What is being asked
The data below must be copied in full and without any change.

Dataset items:
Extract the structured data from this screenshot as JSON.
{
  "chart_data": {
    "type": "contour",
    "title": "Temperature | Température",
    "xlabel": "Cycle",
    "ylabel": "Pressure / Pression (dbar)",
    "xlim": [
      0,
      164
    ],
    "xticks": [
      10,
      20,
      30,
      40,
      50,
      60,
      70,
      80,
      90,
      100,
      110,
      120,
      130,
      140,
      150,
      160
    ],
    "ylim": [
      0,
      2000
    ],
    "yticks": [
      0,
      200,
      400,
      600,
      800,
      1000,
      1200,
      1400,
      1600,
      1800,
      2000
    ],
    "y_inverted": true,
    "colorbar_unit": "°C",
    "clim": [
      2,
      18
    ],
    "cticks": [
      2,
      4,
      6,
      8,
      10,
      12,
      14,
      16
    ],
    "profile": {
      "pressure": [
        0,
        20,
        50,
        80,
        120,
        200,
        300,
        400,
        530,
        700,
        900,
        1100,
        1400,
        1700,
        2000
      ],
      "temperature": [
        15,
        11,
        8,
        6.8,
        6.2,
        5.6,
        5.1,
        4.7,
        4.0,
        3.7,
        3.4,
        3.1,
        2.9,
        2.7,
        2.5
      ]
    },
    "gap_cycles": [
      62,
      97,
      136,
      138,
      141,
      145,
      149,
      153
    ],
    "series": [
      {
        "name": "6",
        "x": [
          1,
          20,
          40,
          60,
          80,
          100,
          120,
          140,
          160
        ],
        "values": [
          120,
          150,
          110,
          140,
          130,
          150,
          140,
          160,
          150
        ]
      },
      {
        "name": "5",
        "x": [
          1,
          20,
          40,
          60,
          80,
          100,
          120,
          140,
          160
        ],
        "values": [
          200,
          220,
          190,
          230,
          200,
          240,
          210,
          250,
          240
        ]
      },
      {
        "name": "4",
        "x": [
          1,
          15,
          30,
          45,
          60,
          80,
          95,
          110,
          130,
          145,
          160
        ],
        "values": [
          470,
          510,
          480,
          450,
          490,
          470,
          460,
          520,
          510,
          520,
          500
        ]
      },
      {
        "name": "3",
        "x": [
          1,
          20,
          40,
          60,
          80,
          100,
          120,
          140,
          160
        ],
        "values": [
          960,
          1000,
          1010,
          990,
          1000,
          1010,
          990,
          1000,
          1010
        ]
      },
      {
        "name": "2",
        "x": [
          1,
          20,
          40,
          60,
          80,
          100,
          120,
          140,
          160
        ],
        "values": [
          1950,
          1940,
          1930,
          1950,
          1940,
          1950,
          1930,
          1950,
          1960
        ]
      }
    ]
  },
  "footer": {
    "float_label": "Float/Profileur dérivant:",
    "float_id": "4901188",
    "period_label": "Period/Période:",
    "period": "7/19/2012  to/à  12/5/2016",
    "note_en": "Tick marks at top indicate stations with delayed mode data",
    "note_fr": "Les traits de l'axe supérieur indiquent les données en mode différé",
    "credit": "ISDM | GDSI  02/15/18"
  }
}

Answer to this exercise
Extract the structured data from this screenshot as JSON.
{
  "chart_data": {
    "type": "contour",
    "title": "Temperature | Température",
    "xlabel": "Cycle",
    "ylabel": "Pressure / Pression (dbar)",
    "xlim": [
      0,
      164
    ],
    "xticks": [
      10,
      20,
      30,
      40,
      50,
      60,
      70,
      80,
      90,
      100,
      110,
      120,
      130,
      140,
      150,
      160
    ],
    "ylim": [
      0,
      2000
    ],
    "yticks": [
      0,
      200,
      400,
      600,
      800,
      1000,
      1200,
      1400,
      1600,
      1800,
      2000
    ],
    "y_inverted": true,
    "colorbar_unit": "°C",
    "clim": [
      2,
      18
    ],
    "cticks": [
      2,
      4,
      6,
      8,
      10,
      12,
      14,
      16
    ],
    "profile": {
      "pressure": [
        0,
        20,
        50,
        80,
        120,
        200,
        300,
        400,
        530,
        700,
        900,
        1100,
        1400,
        1700,
        2000
      ],
      "temperature": [
        15,
        11,
        8,
        6.8,
        6.2,
        5.6,
        5.1,
        4.7,
        4.0,
        3.7,
        3.4,
        3.1,
        2.9,
        2.7,
        2.5
      ]
    },
    "gap_cycles": [
      62,
      97,
      136,
      138,
      141,
      145,
      149,
      153
    ],
    "series": [
      {
        "name": "6",
        "x": [
          1,
          20,
          40,
          60,
          80,
          100,
          120,
          140,
          160
        ],
        "values": [
          120,
          150,
          110,
          140,
          130,
          150,
          140,
          160,
          150
        ]
      },
      {
        "name": "5",
        "x": [
          1,
          20,
          40,
          60,
          80,
          100,
          120,
          140,
          160
        ],
        "values": [
          200,
          220,
          190,
          230,
          200,
          240,
          210,
          250,
          240
        ]
      },
      {
        "name": "4",
        "x": [
          1,
          15,
          30,
          45,
          60,
          80,
          95,
          110,
          130,
          145,
          160
        ],
        "values": [
          470,
          510,
          480,
          450,
          490,
          470,
          460,
          520,
          510,
          520,
          500
        ]
      },
      {
        "name": "3",
        "x": [
          1,
          20,
          40,
          60,
          80,
          100,
          120,
          140,
          160
        ],
        "values": [
          960,
          1000,
          1010,
          990,
          1000,
          1010,
          990,
          1000,
          1010
        ]
      },
      {
        "name": "2",
        "x": [
          1,
          20,
          40,
          60,
          80,
          100,
          120,
          140,
          160
        ],
        "values": [
          1950,
          1940,
          1930,
          1950,
          1940,
          1950,
          1930,
          1950,
          1960
        ]
      }
    ]
  },
  "footer": {
    "float_label": "Float/Profileur dérivant:",
    "float_id": "4901188",
    "period_label": "Period/Période:",
    "period": "7/19/2012  to/à  12/5/2016",
    "note_en": "Tick marks at top indicate stations with delayed mode data",
    "note_fr": "Les traits de l'axe supérieur indiquent les données en mode différé",
    "credit": "ISDM | GDSI  02/15/18"
  }
}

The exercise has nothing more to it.